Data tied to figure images
-- Begin --
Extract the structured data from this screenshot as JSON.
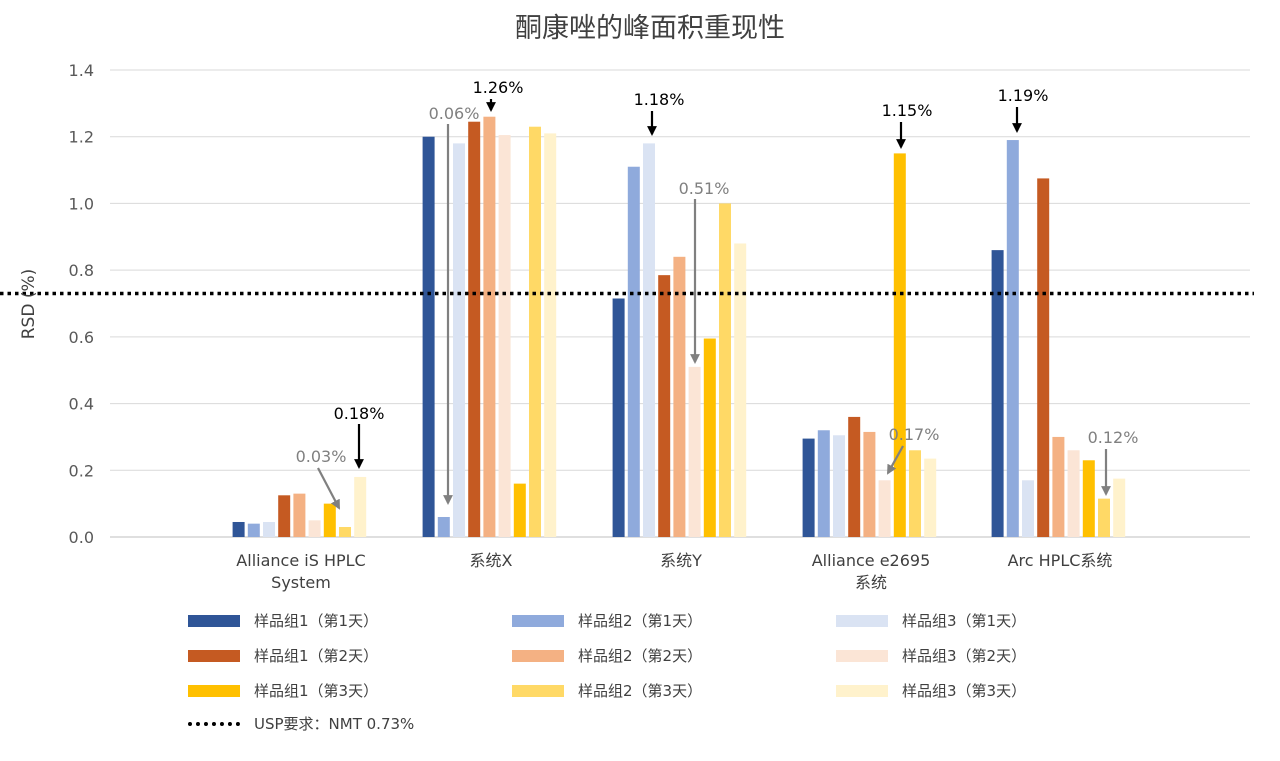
{
  "chart_data": {
    "type": "bar",
    "title": "酮康唑的峰面积重现性",
    "ylabel": "RSD (%)",
    "ylim": [
      0,
      1.4
    ],
    "yticks": [
      "0.0",
      "0.2",
      "0.4",
      "0.6",
      "0.8",
      "1.0",
      "1.2",
      "1.4"
    ],
    "grid": true,
    "legend_position": "bottom",
    "categories": [
      [
        "Alliance iS HPLC",
        "System"
      ],
      [
        "系统X"
      ],
      [
        "系统Y"
      ],
      [
        "Alliance e2695",
        "系统"
      ],
      [
        "Arc HPLC系统"
      ]
    ],
    "series": [
      {
        "name": "样品组1（第1天）",
        "color": "#2F5597",
        "values": [
          0.045,
          1.2,
          0.715,
          0.295,
          0.86
        ]
      },
      {
        "name": "样品组2（第1天）",
        "color": "#8FAADC",
        "values": [
          0.04,
          0.06,
          1.11,
          0.32,
          1.19
        ]
      },
      {
        "name": "样品组3（第1天）",
        "color": "#DAE3F3",
        "values": [
          0.045,
          1.18,
          1.18,
          0.305,
          0.17
        ]
      },
      {
        "name": "样品组1（第2天）",
        "color": "#C55A22",
        "values": [
          0.125,
          1.245,
          0.785,
          0.36,
          1.075
        ]
      },
      {
        "name": "样品组2（第2天）",
        "color": "#F4B183",
        "values": [
          0.13,
          1.26,
          0.84,
          0.315,
          0.3
        ]
      },
      {
        "name": "样品组3（第2天）",
        "color": "#FBE5D6",
        "values": [
          0.05,
          1.205,
          0.51,
          0.17,
          0.26
        ]
      },
      {
        "name": "样品组1（第3天）",
        "color": "#FFC000",
        "values": [
          0.1,
          0.16,
          0.595,
          1.15,
          0.23
        ]
      },
      {
        "name": "样品组2（第3天）",
        "color": "#FFD966",
        "values": [
          0.03,
          1.23,
          1.0,
          0.26,
          0.115
        ]
      },
      {
        "name": "样品组3（第3天）",
        "color": "#FFF2CC",
        "values": [
          0.18,
          1.21,
          0.88,
          0.235,
          0.175
        ]
      }
    ],
    "reference_line": {
      "label": "USP要求：NMT 0.73%",
      "value": 0.73,
      "style": "dotted",
      "color": "#000000"
    },
    "annotations": [
      {
        "text": "0.03%",
        "category": 0,
        "series": 7,
        "color": "#808080"
      },
      {
        "text": "0.18%",
        "category": 0,
        "series": 8,
        "color": "#000000"
      },
      {
        "text": "0.06%",
        "category": 1,
        "series": 1,
        "color": "#808080"
      },
      {
        "text": "1.26%",
        "category": 1,
        "series": 4,
        "color": "#000000"
      },
      {
        "text": "1.18%",
        "category": 2,
        "series": 2,
        "color": "#000000"
      },
      {
        "text": "0.51%",
        "category": 2,
        "series": 5,
        "color": "#808080"
      },
      {
        "text": "1.15%",
        "category": 3,
        "series": 6,
        "color": "#000000"
      },
      {
        "text": "0.17%",
        "category": 3,
        "series": 5,
        "color": "#808080"
      },
      {
        "text": "1.19%",
        "category": 4,
        "series": 1,
        "color": "#000000"
      },
      {
        "text": "0.12%",
        "category": 4,
        "series": 7,
        "color": "#808080"
      }
    ]
  }
}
-- End --
• _Goal of the exercise_:
Which lines hold the word "text"? Copy all of them.

• _Solution for this problem_:
        "text": "0.03%",
        "text": "0.18%",
        "text": "0.06%",
        "text": "1.26%",
        "text": "1.18%",
        "text": "0.51%",
        "text": "1.15%",
        "text": "0.17%",
        "text": "1.19%",
        "text": "0.12%",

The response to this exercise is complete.